■ What this task involves ■
Report how many lines in the records below contain the word "chart". Give only the number.

# Start of Records for this task

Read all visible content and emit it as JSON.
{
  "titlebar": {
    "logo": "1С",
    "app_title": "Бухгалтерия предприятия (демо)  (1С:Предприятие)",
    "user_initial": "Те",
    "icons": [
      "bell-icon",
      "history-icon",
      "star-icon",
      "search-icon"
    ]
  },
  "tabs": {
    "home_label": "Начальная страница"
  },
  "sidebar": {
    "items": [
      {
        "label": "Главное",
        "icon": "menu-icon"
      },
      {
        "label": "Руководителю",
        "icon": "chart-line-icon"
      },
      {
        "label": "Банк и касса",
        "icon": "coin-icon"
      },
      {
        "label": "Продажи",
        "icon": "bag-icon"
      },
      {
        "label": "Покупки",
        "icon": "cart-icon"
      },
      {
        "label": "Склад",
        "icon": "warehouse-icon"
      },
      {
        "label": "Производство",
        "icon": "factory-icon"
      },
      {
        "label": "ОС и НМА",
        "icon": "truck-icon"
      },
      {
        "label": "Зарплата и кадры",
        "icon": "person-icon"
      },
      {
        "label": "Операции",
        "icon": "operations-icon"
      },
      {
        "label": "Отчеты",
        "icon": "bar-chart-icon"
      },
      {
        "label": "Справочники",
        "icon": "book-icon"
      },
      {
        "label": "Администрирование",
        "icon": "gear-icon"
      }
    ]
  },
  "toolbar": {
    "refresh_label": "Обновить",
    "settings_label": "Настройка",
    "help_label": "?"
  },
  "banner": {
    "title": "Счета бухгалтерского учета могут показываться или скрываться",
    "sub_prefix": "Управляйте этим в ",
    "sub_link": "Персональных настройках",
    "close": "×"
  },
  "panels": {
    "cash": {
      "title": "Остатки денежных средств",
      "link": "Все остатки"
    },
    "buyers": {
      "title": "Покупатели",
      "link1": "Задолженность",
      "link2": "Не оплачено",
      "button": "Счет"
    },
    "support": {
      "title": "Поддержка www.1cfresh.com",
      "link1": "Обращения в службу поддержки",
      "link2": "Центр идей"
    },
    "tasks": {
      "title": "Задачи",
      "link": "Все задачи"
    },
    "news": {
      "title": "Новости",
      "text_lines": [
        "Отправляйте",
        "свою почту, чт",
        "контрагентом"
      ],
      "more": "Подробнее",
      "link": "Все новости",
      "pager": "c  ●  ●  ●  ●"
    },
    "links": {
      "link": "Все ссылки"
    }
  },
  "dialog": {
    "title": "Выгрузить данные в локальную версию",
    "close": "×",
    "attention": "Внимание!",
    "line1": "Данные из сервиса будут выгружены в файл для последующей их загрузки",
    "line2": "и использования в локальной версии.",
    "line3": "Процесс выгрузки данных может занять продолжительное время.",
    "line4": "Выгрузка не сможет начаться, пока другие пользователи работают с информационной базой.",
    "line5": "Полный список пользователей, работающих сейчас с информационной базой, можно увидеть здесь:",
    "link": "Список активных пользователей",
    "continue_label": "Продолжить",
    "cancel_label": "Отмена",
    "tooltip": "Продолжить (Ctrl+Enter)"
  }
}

# End of Records for this task

■ Exercise answer ■
2